Exercise requirements: Which lines contain the string "GOES"? Please list every one of them.

Exercise inputs:
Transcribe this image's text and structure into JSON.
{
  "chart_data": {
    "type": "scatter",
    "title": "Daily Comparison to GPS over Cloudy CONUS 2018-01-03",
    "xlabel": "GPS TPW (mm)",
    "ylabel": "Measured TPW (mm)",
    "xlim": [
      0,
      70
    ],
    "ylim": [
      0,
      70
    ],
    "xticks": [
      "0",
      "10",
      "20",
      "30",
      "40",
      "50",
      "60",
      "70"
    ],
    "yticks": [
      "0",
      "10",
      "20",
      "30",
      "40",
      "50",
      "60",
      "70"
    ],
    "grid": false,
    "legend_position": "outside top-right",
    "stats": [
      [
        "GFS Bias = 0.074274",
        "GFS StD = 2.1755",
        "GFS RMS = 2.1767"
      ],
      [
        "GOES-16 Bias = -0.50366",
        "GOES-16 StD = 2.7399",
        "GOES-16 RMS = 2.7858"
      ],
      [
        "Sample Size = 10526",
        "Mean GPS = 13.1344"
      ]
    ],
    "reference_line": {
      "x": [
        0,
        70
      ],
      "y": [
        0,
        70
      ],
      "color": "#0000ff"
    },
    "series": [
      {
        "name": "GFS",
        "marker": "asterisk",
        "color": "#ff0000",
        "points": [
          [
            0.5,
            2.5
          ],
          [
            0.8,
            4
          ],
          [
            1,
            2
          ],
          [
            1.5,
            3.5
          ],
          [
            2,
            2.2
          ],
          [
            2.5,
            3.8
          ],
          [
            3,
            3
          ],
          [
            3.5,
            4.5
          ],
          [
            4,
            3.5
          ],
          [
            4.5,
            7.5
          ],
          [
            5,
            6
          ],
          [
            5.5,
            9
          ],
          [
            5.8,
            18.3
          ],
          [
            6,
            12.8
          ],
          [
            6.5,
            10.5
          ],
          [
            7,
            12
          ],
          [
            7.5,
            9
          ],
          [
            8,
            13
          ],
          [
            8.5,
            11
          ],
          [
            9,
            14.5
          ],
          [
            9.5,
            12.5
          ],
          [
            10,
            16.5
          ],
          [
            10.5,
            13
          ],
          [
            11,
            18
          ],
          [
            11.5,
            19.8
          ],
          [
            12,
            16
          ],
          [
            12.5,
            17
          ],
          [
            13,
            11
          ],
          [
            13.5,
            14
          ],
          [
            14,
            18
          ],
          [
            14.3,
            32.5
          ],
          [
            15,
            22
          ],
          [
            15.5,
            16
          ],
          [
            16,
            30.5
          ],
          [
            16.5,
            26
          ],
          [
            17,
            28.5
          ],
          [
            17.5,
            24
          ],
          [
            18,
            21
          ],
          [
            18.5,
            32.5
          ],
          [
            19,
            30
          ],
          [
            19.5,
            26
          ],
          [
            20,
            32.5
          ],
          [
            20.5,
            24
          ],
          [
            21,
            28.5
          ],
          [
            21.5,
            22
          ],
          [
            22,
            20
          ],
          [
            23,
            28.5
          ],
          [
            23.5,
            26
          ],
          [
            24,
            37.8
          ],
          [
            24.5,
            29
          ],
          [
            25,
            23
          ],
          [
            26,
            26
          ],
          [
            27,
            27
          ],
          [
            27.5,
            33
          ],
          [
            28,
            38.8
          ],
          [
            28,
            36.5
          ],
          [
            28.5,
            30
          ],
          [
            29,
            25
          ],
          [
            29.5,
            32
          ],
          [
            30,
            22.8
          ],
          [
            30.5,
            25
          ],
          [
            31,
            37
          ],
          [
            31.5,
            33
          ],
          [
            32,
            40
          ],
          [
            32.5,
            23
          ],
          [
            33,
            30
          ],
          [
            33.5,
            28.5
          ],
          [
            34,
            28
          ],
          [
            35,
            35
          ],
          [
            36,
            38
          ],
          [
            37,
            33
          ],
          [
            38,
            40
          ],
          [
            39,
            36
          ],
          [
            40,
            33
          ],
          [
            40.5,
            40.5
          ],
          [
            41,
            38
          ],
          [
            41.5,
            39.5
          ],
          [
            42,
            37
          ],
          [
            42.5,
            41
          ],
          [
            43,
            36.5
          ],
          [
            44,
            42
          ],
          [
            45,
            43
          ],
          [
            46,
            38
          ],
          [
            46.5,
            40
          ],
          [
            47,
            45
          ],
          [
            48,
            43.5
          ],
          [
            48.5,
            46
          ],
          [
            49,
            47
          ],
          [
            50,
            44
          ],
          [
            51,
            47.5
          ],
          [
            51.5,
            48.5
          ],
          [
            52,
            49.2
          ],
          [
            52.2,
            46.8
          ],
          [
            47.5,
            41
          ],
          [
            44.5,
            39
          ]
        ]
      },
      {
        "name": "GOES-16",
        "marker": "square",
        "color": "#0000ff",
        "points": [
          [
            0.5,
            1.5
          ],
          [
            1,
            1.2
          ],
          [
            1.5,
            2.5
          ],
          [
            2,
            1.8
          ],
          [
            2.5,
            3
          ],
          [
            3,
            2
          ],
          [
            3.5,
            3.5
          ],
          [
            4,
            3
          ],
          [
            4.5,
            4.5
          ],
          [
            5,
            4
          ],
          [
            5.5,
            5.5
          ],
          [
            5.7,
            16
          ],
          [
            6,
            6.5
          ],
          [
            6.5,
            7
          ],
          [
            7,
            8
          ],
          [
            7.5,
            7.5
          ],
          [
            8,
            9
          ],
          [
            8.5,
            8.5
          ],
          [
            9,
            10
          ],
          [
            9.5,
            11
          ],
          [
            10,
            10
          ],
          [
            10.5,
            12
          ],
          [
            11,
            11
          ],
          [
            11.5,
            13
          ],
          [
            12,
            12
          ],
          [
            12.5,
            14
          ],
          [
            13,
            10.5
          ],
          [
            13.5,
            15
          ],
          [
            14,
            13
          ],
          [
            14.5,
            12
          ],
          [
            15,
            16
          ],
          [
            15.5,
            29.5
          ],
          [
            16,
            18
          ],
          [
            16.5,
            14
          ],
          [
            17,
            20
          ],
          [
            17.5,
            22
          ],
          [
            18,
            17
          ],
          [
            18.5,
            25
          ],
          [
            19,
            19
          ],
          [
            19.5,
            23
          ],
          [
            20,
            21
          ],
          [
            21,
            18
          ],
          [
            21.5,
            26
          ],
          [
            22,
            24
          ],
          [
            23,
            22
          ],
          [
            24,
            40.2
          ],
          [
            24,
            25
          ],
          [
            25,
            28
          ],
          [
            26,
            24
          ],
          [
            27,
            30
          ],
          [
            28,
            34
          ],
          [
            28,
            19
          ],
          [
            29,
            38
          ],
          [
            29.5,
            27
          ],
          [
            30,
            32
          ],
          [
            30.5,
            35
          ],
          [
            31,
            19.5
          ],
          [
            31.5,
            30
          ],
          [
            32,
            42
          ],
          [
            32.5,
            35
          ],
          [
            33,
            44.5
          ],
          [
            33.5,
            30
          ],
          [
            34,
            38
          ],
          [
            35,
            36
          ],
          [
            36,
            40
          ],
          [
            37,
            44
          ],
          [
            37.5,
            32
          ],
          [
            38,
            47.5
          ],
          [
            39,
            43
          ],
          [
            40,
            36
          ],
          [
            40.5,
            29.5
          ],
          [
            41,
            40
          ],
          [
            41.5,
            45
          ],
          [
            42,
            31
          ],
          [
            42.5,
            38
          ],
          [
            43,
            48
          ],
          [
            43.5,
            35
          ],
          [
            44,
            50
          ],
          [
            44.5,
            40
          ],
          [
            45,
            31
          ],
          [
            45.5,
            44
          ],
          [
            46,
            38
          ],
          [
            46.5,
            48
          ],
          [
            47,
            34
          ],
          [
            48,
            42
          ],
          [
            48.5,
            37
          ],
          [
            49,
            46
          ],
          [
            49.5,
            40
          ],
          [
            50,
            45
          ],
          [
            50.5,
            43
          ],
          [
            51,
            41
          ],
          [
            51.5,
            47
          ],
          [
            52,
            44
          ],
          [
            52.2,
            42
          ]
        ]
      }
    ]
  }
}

Solved exercise:
        "GOES-16 Bias = -0.50366",
        "GOES-16 StD = 2.7399",
        "GOES-16 RMS = 2.7858"
        "name": "GOES-16",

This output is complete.